→ **EXTRAIT DE TEXTE**
◇ ◇ ◇ ◇ ◇

Connaissez-vous Zanele Muholi ? Cet·te artiste sud-africain·e est internationalement reconnu·e et ses œuvres font l’objet de plusieurs rétrospectives à travers le monde. En tant qu’activiste visuel·le, iel s’engage auprès de la communauté noire LGBTQIA+ pour défendre ses valeurs. Son travail photographique explore les questions d’identité, de genre et de sexualité en Afrique du Sud. Ses portraits, souvent en noir et blanc, aux contrastes saisissants, célèbrent la lutte contre les discriminations envers la communauté queer noire africaine. Voici 5 choses à savoir sur l’artiste Zanele Muholi.

5 choses à savoir sur l’artiste Zanele Muholi - Le blog du hérisson
Deux autoportraits de la série Somnyama Ngyonyama

1. Zanele Muholi revendique sa non-binarité

Né·e à Durban, en Afrique du Sud, en 1972, Zanele Muholi est d’origine zoulou·e. Dans sa langue maternelle, il n’existe pas de pronom masculin ou féminin. Le peuple zoulou croit que l’individu ne se déplace jamais seul, mais avec l’héritage de ses ancêtres.

◇ ◇ ◇ ◇ ◇

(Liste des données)
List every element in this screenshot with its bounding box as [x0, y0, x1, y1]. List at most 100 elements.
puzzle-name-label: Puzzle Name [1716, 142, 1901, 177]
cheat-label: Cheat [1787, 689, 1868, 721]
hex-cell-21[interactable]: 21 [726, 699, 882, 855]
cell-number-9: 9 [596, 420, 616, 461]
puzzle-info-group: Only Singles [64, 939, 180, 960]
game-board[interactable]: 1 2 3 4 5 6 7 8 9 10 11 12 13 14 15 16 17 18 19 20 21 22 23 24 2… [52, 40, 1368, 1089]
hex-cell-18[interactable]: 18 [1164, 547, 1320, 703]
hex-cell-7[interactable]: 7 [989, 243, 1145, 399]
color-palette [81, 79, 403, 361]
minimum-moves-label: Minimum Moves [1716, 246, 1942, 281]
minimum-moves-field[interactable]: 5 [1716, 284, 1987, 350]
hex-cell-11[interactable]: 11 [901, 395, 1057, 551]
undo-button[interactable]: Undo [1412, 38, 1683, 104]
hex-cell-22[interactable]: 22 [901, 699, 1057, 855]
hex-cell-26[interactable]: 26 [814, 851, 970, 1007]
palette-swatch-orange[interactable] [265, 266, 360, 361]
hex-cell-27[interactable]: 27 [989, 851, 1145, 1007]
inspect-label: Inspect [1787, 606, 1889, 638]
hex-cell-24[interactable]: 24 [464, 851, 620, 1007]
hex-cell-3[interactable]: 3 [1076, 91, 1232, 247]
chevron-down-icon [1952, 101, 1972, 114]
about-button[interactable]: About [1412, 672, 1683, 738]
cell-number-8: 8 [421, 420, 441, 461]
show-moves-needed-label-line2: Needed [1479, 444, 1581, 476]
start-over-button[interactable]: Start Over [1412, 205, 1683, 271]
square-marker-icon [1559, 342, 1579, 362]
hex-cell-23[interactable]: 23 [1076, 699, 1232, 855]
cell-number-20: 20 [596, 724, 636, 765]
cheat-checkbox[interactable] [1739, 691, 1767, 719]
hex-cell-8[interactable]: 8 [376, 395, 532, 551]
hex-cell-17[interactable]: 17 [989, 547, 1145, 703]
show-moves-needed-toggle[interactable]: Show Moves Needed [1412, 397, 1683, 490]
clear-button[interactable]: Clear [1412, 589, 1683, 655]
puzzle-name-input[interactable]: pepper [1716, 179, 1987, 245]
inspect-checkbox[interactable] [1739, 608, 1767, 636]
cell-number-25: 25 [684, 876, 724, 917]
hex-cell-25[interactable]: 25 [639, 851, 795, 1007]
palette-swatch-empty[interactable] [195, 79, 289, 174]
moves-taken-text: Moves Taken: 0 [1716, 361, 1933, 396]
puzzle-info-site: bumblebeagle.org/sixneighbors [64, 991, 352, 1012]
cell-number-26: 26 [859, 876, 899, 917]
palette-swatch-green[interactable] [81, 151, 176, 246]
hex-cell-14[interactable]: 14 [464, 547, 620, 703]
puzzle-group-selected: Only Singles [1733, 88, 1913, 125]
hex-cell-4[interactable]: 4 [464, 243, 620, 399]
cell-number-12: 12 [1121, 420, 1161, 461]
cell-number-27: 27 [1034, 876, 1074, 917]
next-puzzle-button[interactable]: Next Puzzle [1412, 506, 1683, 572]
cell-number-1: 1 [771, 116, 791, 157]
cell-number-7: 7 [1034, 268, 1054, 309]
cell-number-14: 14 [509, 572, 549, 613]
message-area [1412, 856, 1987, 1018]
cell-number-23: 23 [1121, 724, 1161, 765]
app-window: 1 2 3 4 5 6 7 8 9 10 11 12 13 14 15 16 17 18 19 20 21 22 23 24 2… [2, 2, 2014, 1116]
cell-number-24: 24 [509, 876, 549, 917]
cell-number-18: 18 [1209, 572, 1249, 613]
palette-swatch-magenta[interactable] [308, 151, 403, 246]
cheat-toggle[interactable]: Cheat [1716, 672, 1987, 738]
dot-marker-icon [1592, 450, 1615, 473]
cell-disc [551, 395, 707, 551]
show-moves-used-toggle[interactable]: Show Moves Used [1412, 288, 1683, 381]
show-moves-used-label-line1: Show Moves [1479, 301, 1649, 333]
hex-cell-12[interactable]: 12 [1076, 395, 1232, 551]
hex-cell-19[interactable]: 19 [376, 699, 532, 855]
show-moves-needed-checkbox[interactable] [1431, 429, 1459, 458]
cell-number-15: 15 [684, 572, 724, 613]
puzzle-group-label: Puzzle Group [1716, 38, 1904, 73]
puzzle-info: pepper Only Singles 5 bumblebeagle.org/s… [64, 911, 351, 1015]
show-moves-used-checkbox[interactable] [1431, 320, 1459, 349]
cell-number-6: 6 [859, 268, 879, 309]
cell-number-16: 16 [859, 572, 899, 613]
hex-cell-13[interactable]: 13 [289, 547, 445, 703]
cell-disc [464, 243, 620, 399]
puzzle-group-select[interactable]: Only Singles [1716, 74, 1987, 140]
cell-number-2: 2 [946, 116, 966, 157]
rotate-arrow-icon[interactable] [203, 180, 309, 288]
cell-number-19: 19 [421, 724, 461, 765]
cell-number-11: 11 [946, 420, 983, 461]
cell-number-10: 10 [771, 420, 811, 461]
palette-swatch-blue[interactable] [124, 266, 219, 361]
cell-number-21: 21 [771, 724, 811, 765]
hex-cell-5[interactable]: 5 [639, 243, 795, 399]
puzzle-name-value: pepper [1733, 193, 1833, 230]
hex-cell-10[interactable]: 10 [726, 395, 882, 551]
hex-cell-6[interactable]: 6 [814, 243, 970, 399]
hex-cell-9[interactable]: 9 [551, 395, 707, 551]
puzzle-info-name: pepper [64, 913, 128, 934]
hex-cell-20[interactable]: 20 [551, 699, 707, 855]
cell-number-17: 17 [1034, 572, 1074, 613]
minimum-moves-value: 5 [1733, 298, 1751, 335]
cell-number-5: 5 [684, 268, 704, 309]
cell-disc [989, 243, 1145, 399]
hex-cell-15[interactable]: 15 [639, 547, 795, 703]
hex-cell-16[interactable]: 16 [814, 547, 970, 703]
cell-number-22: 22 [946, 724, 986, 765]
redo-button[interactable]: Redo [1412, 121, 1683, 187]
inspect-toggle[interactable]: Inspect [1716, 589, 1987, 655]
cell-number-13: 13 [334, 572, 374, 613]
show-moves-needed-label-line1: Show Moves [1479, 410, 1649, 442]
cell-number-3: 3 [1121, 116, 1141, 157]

◇ ◇ ◇ ◇ ◇

→ **TRAVAIL À FAIRE**
1. Selon le texte sur Zanele Muholi, quelles sont les questions qu'explore son travail photographique ? Donnez-les toutes.
2. Recopiez le passage du texte sur Zanele Muholi situé entre « 5 choses à savoir sur l’artiste Zanele Muholi - Le » et « de ses ancêtres. », ces deux passages inclus.

→ **RÉPONSES**
1. L'identité, le genre et la sexualité.

2.
5 choses à savoir sur l’artiste Zanele Muholi - Le blog du hérisson
Deux autoportraits de la série Somnyama Ngyonyama

1. Zanele Muholi revendique sa non-binarité

Né·e à Durban, en Afrique du Sud, en 1972, Zanele Muholi est d’origine zoulou·e. Dans sa langue maternelle, il n’existe pas de pronom masculin ou féminin. Le peuple zoulou croit que l’individu ne se déplace jamais seul, mais avec l’héritage de ses ancêtres.